__GIVEN PROBLEM__: State how many lines in these records contain the word "Watertown", and nothing else.

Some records
--------------------------------

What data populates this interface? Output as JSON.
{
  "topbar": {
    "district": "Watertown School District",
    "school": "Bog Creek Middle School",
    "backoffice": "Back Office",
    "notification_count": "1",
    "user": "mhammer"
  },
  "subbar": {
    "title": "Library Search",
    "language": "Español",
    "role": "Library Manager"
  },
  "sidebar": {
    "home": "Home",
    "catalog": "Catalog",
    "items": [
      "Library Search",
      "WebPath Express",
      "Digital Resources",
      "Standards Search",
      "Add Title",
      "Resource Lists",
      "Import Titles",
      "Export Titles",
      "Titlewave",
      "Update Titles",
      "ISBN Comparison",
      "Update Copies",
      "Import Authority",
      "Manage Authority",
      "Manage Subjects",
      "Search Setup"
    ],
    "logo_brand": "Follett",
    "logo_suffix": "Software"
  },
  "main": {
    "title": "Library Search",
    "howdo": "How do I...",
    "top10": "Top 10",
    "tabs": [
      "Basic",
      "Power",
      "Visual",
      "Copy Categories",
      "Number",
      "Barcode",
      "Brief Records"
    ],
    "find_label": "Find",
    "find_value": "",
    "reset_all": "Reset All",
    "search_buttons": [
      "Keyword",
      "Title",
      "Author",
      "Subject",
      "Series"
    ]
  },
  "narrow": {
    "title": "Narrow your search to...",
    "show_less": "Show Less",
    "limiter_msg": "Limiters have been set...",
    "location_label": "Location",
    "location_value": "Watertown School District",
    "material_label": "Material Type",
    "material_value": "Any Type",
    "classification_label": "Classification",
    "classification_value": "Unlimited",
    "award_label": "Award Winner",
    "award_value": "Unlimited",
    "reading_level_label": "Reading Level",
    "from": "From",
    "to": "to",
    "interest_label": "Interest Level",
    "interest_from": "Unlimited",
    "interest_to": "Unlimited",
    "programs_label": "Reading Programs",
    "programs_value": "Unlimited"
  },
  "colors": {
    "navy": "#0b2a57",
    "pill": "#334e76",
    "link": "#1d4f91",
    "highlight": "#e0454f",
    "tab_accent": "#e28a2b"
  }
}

--------------------------------

__WRITTEN RESPONSE__: 2